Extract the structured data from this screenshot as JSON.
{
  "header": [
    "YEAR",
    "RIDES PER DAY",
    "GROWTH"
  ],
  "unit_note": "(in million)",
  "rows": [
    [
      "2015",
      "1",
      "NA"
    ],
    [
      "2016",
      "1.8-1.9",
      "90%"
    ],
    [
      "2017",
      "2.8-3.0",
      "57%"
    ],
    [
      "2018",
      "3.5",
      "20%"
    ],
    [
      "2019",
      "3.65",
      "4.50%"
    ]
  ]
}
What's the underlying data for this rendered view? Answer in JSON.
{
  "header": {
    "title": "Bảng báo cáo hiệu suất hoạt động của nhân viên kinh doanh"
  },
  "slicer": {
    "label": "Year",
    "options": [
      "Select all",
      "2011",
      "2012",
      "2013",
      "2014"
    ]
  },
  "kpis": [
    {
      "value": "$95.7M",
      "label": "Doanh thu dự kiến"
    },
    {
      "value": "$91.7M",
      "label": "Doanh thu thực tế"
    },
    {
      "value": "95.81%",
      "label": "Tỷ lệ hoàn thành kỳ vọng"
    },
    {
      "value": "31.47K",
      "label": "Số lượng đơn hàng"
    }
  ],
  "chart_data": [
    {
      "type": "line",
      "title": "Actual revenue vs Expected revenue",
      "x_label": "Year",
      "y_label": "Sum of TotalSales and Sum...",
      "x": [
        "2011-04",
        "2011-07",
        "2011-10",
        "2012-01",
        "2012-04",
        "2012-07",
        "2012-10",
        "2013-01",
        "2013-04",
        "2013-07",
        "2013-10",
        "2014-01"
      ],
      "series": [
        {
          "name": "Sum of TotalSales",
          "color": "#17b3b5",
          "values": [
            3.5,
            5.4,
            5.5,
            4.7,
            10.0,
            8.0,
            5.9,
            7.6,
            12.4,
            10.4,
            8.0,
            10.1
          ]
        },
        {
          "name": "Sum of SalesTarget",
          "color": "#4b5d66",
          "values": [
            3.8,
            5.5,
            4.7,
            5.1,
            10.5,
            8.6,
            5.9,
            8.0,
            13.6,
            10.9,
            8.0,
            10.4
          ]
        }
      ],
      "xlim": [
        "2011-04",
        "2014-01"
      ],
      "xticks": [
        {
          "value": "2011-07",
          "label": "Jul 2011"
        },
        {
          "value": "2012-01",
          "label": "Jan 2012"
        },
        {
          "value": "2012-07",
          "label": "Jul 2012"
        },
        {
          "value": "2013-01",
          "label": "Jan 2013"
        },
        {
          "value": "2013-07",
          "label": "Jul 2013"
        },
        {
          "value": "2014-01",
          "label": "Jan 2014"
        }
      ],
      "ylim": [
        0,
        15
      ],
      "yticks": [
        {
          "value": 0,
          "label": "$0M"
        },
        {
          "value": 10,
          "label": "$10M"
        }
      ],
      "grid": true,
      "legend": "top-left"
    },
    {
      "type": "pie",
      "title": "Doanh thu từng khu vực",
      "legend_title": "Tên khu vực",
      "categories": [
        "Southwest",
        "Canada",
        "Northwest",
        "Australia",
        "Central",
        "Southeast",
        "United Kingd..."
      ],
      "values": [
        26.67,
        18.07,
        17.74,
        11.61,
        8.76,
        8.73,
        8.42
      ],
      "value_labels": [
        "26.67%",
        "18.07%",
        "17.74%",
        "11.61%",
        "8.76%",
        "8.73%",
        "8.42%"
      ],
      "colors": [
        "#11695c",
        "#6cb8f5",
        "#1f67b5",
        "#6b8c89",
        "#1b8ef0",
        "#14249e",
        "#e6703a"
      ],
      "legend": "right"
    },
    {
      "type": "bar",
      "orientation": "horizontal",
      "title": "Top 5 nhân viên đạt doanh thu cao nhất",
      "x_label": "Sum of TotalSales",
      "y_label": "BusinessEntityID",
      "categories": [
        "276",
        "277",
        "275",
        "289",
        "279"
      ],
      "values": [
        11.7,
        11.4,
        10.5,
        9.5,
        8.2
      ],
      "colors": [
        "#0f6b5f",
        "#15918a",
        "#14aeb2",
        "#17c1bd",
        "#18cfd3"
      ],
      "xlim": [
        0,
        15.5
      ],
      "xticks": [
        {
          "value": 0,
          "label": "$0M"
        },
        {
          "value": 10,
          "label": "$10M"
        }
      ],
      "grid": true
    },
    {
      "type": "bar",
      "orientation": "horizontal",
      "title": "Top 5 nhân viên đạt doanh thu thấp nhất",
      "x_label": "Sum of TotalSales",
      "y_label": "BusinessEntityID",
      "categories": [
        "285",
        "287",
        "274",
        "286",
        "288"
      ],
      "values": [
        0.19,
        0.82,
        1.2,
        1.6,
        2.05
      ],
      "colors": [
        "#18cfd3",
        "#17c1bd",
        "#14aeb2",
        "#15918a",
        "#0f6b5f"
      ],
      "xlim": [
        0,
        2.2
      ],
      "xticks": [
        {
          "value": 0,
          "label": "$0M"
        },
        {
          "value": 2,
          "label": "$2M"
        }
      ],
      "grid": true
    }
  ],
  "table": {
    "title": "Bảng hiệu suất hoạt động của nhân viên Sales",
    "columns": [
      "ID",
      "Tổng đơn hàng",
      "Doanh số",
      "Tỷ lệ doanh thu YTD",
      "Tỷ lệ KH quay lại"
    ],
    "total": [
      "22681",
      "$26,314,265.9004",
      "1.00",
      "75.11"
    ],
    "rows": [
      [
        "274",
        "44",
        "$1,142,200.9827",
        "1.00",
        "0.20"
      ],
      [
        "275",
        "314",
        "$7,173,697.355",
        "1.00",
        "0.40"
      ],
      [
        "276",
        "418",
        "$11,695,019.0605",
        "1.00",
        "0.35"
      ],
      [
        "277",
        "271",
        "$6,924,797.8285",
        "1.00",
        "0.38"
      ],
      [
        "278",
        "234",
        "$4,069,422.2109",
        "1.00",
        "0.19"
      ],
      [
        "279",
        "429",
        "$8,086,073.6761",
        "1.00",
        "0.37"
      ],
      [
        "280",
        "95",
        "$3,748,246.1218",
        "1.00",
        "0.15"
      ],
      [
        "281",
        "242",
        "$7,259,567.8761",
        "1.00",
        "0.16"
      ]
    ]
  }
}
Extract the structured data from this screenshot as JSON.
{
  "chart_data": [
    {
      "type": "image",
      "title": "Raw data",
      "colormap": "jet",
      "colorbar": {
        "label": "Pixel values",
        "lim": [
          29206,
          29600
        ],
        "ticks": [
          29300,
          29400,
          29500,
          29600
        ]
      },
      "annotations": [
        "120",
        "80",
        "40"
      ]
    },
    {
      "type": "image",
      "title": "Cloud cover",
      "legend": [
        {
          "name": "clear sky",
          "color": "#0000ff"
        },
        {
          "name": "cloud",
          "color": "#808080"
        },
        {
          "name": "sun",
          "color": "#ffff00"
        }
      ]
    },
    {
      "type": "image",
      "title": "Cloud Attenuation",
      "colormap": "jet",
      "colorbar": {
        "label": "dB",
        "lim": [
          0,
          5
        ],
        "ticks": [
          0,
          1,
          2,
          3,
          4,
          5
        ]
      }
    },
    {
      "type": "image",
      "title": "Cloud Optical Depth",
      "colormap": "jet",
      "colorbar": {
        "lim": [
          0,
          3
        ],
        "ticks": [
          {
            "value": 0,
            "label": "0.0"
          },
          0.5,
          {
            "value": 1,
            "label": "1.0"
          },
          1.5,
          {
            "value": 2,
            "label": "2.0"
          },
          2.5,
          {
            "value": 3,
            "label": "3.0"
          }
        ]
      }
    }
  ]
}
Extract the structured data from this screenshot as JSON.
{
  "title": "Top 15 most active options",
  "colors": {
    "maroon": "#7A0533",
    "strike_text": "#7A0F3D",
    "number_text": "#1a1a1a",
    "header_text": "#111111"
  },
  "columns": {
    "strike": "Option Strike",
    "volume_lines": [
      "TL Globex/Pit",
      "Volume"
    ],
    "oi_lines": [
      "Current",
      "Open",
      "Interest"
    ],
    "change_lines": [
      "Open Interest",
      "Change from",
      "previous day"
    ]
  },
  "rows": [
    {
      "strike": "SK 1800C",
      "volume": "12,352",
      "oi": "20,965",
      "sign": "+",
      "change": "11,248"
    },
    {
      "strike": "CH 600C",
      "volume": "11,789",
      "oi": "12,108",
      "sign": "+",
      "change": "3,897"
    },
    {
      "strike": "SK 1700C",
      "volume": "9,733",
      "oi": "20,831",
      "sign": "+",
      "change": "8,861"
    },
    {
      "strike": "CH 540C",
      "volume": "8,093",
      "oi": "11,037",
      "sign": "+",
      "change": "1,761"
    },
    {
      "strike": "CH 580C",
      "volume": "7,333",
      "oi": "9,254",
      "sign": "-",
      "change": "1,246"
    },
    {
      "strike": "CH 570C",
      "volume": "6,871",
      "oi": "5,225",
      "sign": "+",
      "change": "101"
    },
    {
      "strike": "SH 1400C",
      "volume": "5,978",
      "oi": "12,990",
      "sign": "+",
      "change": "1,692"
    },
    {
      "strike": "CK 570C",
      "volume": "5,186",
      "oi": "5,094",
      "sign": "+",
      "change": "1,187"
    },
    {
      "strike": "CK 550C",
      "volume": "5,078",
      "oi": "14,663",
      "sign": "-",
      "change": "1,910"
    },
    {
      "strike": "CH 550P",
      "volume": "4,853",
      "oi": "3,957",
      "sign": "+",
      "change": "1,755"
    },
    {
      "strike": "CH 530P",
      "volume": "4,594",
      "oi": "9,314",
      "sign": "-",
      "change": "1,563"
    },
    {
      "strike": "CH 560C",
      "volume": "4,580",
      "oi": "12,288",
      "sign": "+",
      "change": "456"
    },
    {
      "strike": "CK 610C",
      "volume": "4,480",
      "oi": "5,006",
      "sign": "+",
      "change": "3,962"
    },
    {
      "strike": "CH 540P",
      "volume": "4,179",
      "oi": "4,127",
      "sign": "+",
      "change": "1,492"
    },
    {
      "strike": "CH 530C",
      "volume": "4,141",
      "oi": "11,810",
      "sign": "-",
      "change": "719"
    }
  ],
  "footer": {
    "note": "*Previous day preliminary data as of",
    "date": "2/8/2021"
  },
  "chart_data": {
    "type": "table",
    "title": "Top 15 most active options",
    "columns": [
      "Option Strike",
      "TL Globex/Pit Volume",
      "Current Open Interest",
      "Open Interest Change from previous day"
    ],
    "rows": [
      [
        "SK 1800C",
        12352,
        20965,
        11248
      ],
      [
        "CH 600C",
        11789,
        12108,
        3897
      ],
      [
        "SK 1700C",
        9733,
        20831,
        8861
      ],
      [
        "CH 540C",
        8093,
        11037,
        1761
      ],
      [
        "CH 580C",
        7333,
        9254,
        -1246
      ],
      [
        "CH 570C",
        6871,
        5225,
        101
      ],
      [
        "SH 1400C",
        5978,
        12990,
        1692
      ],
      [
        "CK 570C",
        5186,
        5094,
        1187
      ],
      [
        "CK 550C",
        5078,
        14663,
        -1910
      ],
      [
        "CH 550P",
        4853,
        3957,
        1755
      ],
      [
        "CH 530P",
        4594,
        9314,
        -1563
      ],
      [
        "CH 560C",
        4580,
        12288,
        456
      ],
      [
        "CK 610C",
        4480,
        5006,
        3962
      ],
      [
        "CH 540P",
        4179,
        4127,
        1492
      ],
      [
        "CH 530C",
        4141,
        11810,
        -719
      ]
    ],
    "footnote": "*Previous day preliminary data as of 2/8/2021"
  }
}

● ● ● ● ●

[Set problem]:
Copy each line in the data that holds the word "hàng".

[Task answer]:
      "label": "Số lượng đơn hàng"
      "Tổng đơn hàng",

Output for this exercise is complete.